Given instruction 1 >> From the Westphalia passage, copy the stretch from "The Arab world never" through "(A nation state)." word for word.
Given instruction 2 >> According to the Westphalia passage, during what span of years was Europe a blood bath?

Quoted text >>
#####
Following the peace at Westphalia, Europe was consumed by violence which was primarily nationalistic violence. Between revolutions, revolts, genocides, and ethnic cleansing, Europe was a blood bath from 1648 to 1945. When one portion of Europe reached stability, another portion was lit ablaze by nationalist politics.
The Arab world never had that moment. Even after the fall of colonial powers in the Arab world, the cold war politics of the US and Russia necessitated that the Middle East, a key region in the cold war, could not suffer the instability like that of Europe after Westphalia. So strong men were put in place who clamped down on the political negotiations which are required for the long term stability of a state which functions as a nation (A nation state).
#####
Data rows >>
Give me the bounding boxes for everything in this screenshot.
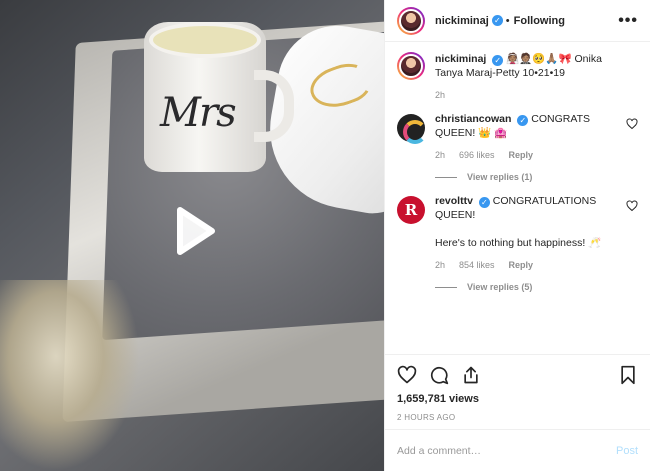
- comment-icon[interactable]: [429, 365, 449, 385]
- comment-username[interactable]: christiancowan: [435, 113, 511, 125]
- comment-input[interactable]: [397, 444, 616, 457]
- gold-ornament: [0, 280, 140, 471]
- following-button[interactable]: Following: [514, 15, 565, 27]
- share-icon[interactable]: [461, 365, 481, 385]
- comment-age: 2h: [435, 150, 446, 160]
- caption-username[interactable]: nickiminaj: [435, 53, 486, 65]
- view-replies-button[interactable]: View replies (5): [435, 280, 616, 294]
- post-comment-button[interactable]: Post: [616, 445, 638, 457]
- action-bar: 1,659,781 views 2 HOURS AGO: [385, 354, 650, 422]
- commenter-avatar[interactable]: R: [397, 196, 425, 224]
- commenter-avatar[interactable]: [397, 114, 427, 144]
- comments-list[interactable]: nickiminaj ✓ 👰🏽🤵🏽🥺🙏🏽🎀 Onika Tanya Maraj-…: [385, 52, 650, 352]
- comment-text-extra: Here's to nothing but happiness! 🥂: [435, 237, 602, 249]
- post-header: nickiminaj ✓ • Following •••: [385, 0, 650, 42]
- comment-body: christiancowan ✓ CONGRATS QUEEN! 👑 🏩 2h …: [435, 112, 638, 184]
- mug-text: Mrs: [160, 90, 237, 136]
- caption-age: 2h: [435, 90, 446, 100]
- bookmark-icon[interactable]: [618, 365, 638, 385]
- caption-body: nickiminaj ✓ 👰🏽🤵🏽🥺🙏🏽🎀 Onika Tanya Maraj-…: [435, 52, 638, 102]
- comment-body: revolttv ✓ CONGRATULATIONS QUEEN! Here's…: [435, 194, 638, 294]
- verified-badge-icon: ✓: [492, 55, 504, 66]
- view-count[interactable]: 1,659,781 views: [397, 393, 638, 405]
- reply-button[interactable]: Reply: [509, 258, 534, 272]
- add-comment-bar: Post: [385, 429, 650, 471]
- comment-item: R revolttv ✓ CONGRATULATIONS QUEEN! Here…: [397, 194, 638, 294]
- comment-like-heart-icon[interactable]: [626, 200, 638, 212]
- comment-item: christiancowan ✓ CONGRATS QUEEN! 👑 🏩 2h …: [397, 112, 638, 184]
- comment-likes[interactable]: 696 likes: [459, 148, 495, 162]
- heart-icon[interactable]: [397, 365, 417, 385]
- caption-avatar[interactable]: [397, 52, 425, 80]
- comment-like-heart-icon[interactable]: [626, 118, 638, 130]
- view-replies-label: View replies (5): [467, 282, 533, 292]
- verified-badge-icon: ✓: [517, 115, 529, 126]
- comment-age: 2h: [435, 260, 446, 270]
- more-options-icon[interactable]: •••: [618, 12, 638, 30]
- verified-badge-icon: ✓: [491, 15, 503, 26]
- view-replies-button[interactable]: View replies (1): [435, 170, 616, 184]
- post-timestamp: 2 HOURS AGO: [397, 413, 456, 422]
- comment-likes[interactable]: 854 likes: [459, 258, 495, 272]
- view-replies-label: View replies (1): [467, 172, 533, 182]
- post: Mrs nickiminaj ✓ • Following ••• nickimi…: [0, 0, 650, 471]
- avatar[interactable]: [397, 6, 425, 35]
- header-username[interactable]: nickiminaj: [435, 15, 489, 27]
- separator-dot: •: [505, 14, 510, 27]
- comment-username[interactable]: revolttv: [435, 195, 473, 207]
- reply-button[interactable]: Reply: [509, 148, 534, 162]
- verified-badge-icon: ✓: [478, 197, 490, 208]
- video-player[interactable]: Mrs: [0, 0, 384, 471]
- caption: nickiminaj ✓ 👰🏽🤵🏽🥺🙏🏽🎀 Onika Tanya Maraj-…: [397, 52, 638, 102]
- play-icon[interactable]: [166, 204, 220, 258]
- post-sidebar: nickiminaj ✓ • Following ••• nickiminaj …: [384, 0, 650, 471]
- mug-rim: [149, 22, 261, 58]
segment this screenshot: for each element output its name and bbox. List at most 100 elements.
#####
Written solution 1 >>
The Arab world never had that moment. Even after the fall of colonial powers in the Arab world, the cold war politics of the US and Russia necessitated that the Middle East, a key region in the cold war, could not suffer the instability like that of Europe after Westphalia. So strong men were put in place who clamped down on the political negotiations which are required for the long term stability of a state which functions as a nation (A nation state).

Written solution 2 >> From 1648 to 1945.